#### [Written request]
Reproduce all of the data word for word.

Data to process start

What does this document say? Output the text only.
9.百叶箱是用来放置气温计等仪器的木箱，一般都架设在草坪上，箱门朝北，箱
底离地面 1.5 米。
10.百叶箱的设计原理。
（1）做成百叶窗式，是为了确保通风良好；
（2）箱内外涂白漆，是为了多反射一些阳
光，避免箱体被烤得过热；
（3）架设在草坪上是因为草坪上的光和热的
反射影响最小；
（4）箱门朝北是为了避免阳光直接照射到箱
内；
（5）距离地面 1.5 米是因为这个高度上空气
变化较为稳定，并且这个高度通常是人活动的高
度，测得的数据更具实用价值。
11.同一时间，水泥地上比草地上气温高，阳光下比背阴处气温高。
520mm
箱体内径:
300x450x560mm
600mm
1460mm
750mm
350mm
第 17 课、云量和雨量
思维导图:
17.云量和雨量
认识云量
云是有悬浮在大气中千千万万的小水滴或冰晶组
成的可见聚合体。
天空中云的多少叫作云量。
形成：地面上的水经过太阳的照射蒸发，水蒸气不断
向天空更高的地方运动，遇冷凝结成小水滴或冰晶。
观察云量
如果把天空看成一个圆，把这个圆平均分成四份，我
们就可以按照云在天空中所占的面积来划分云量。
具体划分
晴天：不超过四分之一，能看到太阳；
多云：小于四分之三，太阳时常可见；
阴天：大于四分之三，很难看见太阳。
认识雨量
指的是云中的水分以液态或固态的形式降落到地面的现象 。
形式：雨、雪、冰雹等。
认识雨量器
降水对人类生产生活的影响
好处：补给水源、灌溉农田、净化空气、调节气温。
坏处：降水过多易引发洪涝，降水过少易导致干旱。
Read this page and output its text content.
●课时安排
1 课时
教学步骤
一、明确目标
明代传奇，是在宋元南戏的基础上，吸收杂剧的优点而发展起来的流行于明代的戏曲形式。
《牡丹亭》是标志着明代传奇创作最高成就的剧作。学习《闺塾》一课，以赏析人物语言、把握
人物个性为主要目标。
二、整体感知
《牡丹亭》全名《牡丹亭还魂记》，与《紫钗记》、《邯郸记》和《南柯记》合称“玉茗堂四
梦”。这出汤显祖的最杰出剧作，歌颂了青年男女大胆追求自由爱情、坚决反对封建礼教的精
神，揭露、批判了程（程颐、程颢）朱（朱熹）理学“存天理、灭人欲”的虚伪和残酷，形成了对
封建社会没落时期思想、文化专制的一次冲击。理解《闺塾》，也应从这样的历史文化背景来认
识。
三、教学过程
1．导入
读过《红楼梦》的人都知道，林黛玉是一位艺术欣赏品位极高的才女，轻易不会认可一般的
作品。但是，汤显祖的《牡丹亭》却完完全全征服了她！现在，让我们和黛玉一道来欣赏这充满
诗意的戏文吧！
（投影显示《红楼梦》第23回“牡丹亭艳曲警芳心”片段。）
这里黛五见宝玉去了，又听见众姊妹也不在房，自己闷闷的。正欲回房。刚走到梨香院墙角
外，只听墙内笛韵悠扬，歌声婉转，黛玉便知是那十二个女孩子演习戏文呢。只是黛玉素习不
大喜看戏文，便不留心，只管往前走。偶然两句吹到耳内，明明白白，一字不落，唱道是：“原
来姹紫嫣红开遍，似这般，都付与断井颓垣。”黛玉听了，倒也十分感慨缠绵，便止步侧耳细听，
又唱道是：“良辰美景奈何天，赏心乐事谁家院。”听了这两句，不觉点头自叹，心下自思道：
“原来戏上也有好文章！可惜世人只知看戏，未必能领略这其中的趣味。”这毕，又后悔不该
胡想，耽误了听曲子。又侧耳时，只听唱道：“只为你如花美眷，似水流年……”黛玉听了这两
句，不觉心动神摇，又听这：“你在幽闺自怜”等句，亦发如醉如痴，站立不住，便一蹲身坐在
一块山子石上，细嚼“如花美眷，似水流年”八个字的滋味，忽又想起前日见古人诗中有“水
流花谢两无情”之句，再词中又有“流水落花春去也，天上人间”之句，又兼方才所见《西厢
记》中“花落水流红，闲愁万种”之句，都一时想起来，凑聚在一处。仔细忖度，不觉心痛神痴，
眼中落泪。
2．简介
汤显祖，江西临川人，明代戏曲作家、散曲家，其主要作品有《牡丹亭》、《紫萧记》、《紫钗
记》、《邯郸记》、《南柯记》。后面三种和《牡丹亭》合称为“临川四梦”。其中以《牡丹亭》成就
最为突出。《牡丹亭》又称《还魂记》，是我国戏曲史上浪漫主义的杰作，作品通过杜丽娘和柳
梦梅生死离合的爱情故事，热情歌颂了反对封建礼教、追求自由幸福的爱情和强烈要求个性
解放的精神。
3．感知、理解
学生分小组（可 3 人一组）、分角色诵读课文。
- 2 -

Data to process end

#### [Exercise response]
What does this document say? Output the text only.
9.百叶箱是用来放置气温计等仪器的木箱，一般都架设在草坪上，箱门朝北，箱
底离地面 1.5 米。
10.百叶箱的设计原理。
（1）做成百叶窗式，是为了确保通风良好；
（2）箱内外涂白漆，是为了多反射一些阳
光，避免箱体被烤得过热；
（3）架设在草坪上是因为草坪上的光和热的
反射影响最小；
（4）箱门朝北是为了避免阳光直接照射到箱
内；
（5）距离地面 1.5 米是因为这个高度上空气
变化较为稳定，并且这个高度通常是人活动的高
度，测得的数据更具实用价值。
11.同一时间，水泥地上比草地上气温高，阳光下比背阴处气温高。
520mm
箱体内径:
300x450x560mm
600mm
1460mm
750mm
350mm
第 17 课、云量和雨量
思维导图:
17.云量和雨量
认识云量
云是有悬浮在大气中千千万万的小水滴或冰晶组
成的可见聚合体。
天空中云的多少叫作云量。
形成：地面上的水经过太阳的照射蒸发，水蒸气不断
向天空更高的地方运动，遇冷凝结成小水滴或冰晶。
观察云量
如果把天空看成一个圆，把这个圆平均分成四份，我
们就可以按照云在天空中所占的面积来划分云量。
具体划分
晴天：不超过四分之一，能看到太阳；
多云：小于四分之三，太阳时常可见；
阴天：大于四分之三，很难看见太阳。
认识雨量
指的是云中的水分以液态或固态的形式降落到地面的现象 。
形式：雨、雪、冰雹等。
认识雨量器
降水对人类生产生活的影响
好处：补给水源、灌溉农田、净化空气、调节气温。
坏处：降水过多易引发洪涝，降水过少易导致干旱。
Read this page and output its text content.
●课时安排
1 课时
教学步骤
一、明确目标
明代传奇，是在宋元南戏的基础上，吸收杂剧的优点而发展起来的流行于明代的戏曲形式。
《牡丹亭》是标志着明代传奇创作最高成就的剧作。学习《闺塾》一课，以赏析人物语言、把握
人物个性为主要目标。
二、整体感知
《牡丹亭》全名《牡丹亭还魂记》，与《紫钗记》、《邯郸记》和《南柯记》合称“玉茗堂四
梦”。这出汤显祖的最杰出剧作，歌颂了青年男女大胆追求自由爱情、坚决反对封建礼教的精
神，揭露、批判了程（程颐、程颢）朱（朱熹）理学“存天理、灭人欲”的虚伪和残酷，形成了对
封建社会没落时期思想、文化专制的一次冲击。理解《闺塾》，也应从这样的历史文化背景来认
识。
三、教学过程
1．导入
读过《红楼梦》的人都知道，林黛玉是一位艺术欣赏品位极高的才女，轻易不会认可一般的
作品。但是，汤显祖的《牡丹亭》却完完全全征服了她！现在，让我们和黛玉一道来欣赏这充满
诗意的戏文吧！
（投影显示《红楼梦》第23回“牡丹亭艳曲警芳心”片段。）
这里黛五见宝玉去了，又听见众姊妹也不在房，自己闷闷的。正欲回房。刚走到梨香院墙角
外，只听墙内笛韵悠扬，歌声婉转，黛玉便知是那十二个女孩子演习戏文呢。只是黛玉素习不
大喜看戏文，便不留心，只管往前走。偶然两句吹到耳内，明明白白，一字不落，唱道是：“原
来姹紫嫣红开遍，似这般，都付与断井颓垣。”黛玉听了，倒也十分感慨缠绵，便止步侧耳细听，
又唱道是：“良辰美景奈何天，赏心乐事谁家院。”听了这两句，不觉点头自叹，心下自思道：
“原来戏上也有好文章！可惜世人只知看戏，未必能领略这其中的趣味。”这毕，又后悔不该
胡想，耽误了听曲子。又侧耳时，只听唱道：“只为你如花美眷，似水流年……”黛玉听了这两
句，不觉心动神摇，又听这：“你在幽闺自怜”等句，亦发如醉如痴，站立不住，便一蹲身坐在
一块山子石上，细嚼“如花美眷，似水流年”八个字的滋味，忽又想起前日见古人诗中有“水
流花谢两无情”之句，再词中又有“流水落花春去也，天上人间”之句，又兼方才所见《西厢
记》中“花落水流红，闲愁万种”之句，都一时想起来，凑聚在一处。仔细忖度，不觉心痛神痴，
眼中落泪。
2．简介
汤显祖，江西临川人，明代戏曲作家、散曲家，其主要作品有《牡丹亭》、《紫萧记》、《紫钗
记》、《邯郸记》、《南柯记》。后面三种和《牡丹亭》合称为“临川四梦”。其中以《牡丹亭》成就
最为突出。《牡丹亭》又称《还魂记》，是我国戏曲史上浪漫主义的杰作，作品通过杜丽娘和柳
梦梅生死离合的爱情故事，热情歌颂了反对封建礼教、追求自由幸福的爱情和强烈要求个性
解放的精神。
3．感知、理解
学生分小组（可 3 人一组）、分角色诵读课文。
- 2 -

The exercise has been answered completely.